*Exercise prompt*:
Write out the atomic models passage again starting with "Astrophysicists use spectroscopy" and going on through "and x-ray light.", substituting "space probe" for "satellite".

*Source extract*:
|---|

Plum Pudding Atomic Model (03:51)

Late 19th century scientists discovered an electric current applied to a vacuum tube created a cathode ray that also responded to magnetic forces. J.J. Thompson determined the ratio of an electron's charge to its mass, and deduced that atoms have positive and negative charges.

Nuclear Atomic Model (02:17)

View a recreation of Ernest Rutherford's experiment firing alpha particles at thin gold foil. Some were deflected, suggesting a positively charged nucleus concentration surrounded by negatively charged electrons.

Bohr's Planetary Atomic Model (01:56)

Niels Bohr hypothesized that electrons orbit the nucleus in distinct levels. His model interprets how electron transition relates to colors. The Quantum Mechanical Model places electrons in probable locations, but is harder to visualize.

Flame Test (02:10)

Metal salts reacting to flame send electrons to higher energy orbitals. When returning, they emit different colors.

Observing Sunlight (02:04)

Astrophysicists use spectroscopy to determine the chemical composition of stars. A telescope mounted on a satellite photographs the sun above Earth's atmosphere to capture extreme ultraviolet and x-ray light.

|---|

Source records
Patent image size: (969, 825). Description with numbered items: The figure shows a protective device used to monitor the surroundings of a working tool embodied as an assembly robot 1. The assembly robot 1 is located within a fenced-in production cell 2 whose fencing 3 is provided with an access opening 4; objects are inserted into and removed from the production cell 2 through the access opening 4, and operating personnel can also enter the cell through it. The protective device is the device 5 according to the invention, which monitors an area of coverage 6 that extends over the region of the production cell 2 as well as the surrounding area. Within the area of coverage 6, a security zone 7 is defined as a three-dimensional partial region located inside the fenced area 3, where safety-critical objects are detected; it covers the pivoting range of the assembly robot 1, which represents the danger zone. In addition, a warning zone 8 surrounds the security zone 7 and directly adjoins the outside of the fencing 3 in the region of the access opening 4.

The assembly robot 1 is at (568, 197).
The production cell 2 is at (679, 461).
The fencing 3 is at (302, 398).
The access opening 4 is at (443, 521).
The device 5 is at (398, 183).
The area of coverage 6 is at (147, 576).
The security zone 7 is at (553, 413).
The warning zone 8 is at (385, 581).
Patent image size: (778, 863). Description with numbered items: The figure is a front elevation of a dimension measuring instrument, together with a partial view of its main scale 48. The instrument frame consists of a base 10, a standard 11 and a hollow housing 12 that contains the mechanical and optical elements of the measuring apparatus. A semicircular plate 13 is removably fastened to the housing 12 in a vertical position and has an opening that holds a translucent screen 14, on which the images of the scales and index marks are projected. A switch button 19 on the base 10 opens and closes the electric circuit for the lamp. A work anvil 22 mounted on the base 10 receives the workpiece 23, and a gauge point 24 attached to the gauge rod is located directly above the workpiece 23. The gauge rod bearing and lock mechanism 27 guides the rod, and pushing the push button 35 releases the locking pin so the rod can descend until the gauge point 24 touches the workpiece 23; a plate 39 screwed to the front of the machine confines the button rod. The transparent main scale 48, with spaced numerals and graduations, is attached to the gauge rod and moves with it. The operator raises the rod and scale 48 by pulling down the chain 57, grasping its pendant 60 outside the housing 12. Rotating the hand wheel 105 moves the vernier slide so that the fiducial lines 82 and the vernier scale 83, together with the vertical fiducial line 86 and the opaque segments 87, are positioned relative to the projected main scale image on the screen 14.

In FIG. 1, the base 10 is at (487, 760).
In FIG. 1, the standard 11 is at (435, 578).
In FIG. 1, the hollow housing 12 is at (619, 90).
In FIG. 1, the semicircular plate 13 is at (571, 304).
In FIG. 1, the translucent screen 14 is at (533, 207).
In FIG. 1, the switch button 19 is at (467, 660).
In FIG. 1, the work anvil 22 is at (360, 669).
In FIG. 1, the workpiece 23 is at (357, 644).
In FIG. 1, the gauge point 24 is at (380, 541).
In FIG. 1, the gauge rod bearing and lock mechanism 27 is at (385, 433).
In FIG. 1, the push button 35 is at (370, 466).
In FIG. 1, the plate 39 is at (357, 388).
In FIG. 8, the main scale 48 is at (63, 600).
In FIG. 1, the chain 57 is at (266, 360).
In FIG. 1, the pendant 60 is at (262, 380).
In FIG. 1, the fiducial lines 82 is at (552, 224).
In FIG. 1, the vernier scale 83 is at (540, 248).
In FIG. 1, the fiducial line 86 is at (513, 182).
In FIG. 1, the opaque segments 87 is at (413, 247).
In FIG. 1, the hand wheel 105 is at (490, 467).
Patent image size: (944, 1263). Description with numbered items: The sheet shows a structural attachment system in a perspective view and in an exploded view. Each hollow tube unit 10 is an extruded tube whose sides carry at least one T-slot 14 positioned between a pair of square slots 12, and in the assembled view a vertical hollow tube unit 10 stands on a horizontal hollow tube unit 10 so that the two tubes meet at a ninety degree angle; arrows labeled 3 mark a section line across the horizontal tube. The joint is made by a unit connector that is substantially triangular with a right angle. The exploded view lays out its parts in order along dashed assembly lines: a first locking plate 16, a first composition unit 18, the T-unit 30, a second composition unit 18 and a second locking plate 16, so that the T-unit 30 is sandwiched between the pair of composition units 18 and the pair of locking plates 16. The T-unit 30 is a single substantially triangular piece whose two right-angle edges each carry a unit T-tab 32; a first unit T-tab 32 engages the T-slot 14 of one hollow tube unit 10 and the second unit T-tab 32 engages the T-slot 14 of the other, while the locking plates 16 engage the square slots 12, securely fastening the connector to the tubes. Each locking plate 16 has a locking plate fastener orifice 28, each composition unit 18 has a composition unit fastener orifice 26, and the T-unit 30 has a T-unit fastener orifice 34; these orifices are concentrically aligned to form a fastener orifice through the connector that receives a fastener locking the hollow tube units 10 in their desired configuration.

|---|

*Full output*:
Astrophysicists use spectroscopy to determine the chemical composition of stars. A telescope mounted on a space probe photographs the sun above Earth's atmosphere to capture extreme ultraviolet and x-ray light.